● AIM OF THE EXERCISE
Transcribe the whole listing below without changing a word, but leave out every image.

(Dataset items)
---+---
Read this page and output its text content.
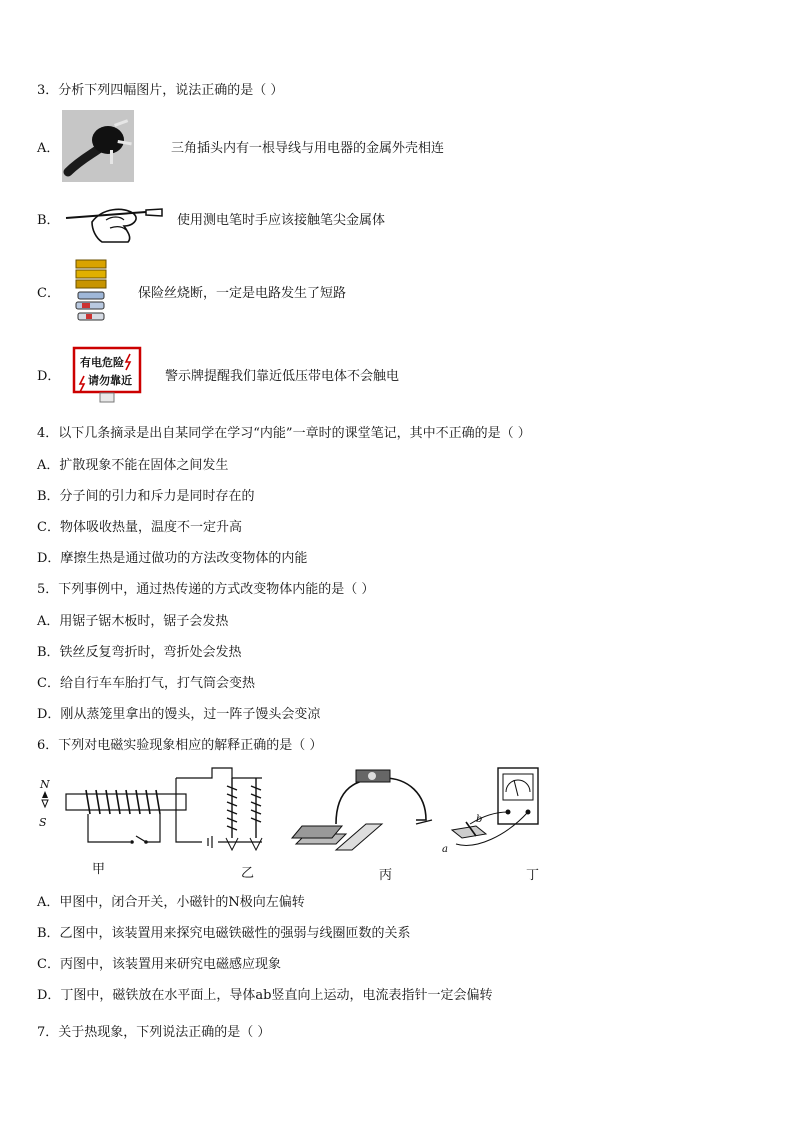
3．分析下列四幅图片，说法正确的是（ ）
A．	三角插头内有一根导线与用电器的金属外壳相连
B．	使用测电笔时手应该接触笔尖金属体
C．	保险丝烧断，一定是电路发生了短路
D．
有电危险
请勿靠近	警示牌提醒我们靠近低压带电体不会触电
4．以下几条摘录是出自某同学在学习“内能”一章时的课堂笔记，其中不正确的是（ ）
A．扩散现象不能在固体之间发生
B．分子间的引力和斥力是同时存在的
C．物体吸收热量，温度不一定升高
D．摩擦生热是通过做功的方法改变物体的内能
5．下列事例中，通过热传递的方式改变物体内能的是（ ）
A．用锯子锯木板时，锯子会发热
B．铁丝反复弯折时，弯折处会发热
C．给自行车车胎打气，打气筒会变热
D．刚从蒸笼里拿出的馒头，过一阵子馒头会变凉
6．下列对电磁实验现象相应的解释正确的是（ ）
N
S	b
a
甲	乙	丙	丁
A．甲图中，闭合开关，小磁针的N极向左偏转
B．乙图中，该装置用来探究电磁铁磁性的强弱与线圈匝数的关系
C．丙图中，该装置用来研究电磁感应现象
D．丁图中，磁铁放在水平面上，导体ab竖直向上运动，电流表指针一定会偏转
7．关于热现象，下列说法正确的是（ ）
---+---
● SOLUTION TO THE PROBLEM
Read this page and output its text content.
3．分析下列四幅图片，说法正确的是（ ）
A．	三角插头内有一根导线与用电器的金属外壳相连
B．	使用测电笔时手应该接触笔尖金属体
C．	保险丝烧断，一定是电路发生了短路
D．
有电危险
请勿靠近	警示牌提醒我们靠近低压带电体不会触电
4．以下几条摘录是出自某同学在学习“内能”一章时的课堂笔记，其中不正确的是（ ）
A．扩散现象不能在固体之间发生
B．分子间的引力和斥力是同时存在的
C．物体吸收热量，温度不一定升高
D．摩擦生热是通过做功的方法改变物体的内能
5．下列事例中，通过热传递的方式改变物体内能的是（ ）
A．用锯子锯木板时，锯子会发热
B．铁丝反复弯折时，弯折处会发热
C．给自行车车胎打气，打气筒会变热
D．刚从蒸笼里拿出的馒头，过一阵子馒头会变凉
6．下列对电磁实验现象相应的解释正确的是（ ）
N
S	b
a
甲	乙	丙	丁
A．甲图中，闭合开关，小磁针的N极向左偏转
B．乙图中，该装置用来探究电磁铁磁性的强弱与线圈匝数的关系
C．丙图中，该装置用来研究电磁感应现象
D．丁图中，磁铁放在水平面上，导体ab竖直向上运动，电流表指针一定会偏转
7．关于热现象，下列说法正确的是（ ）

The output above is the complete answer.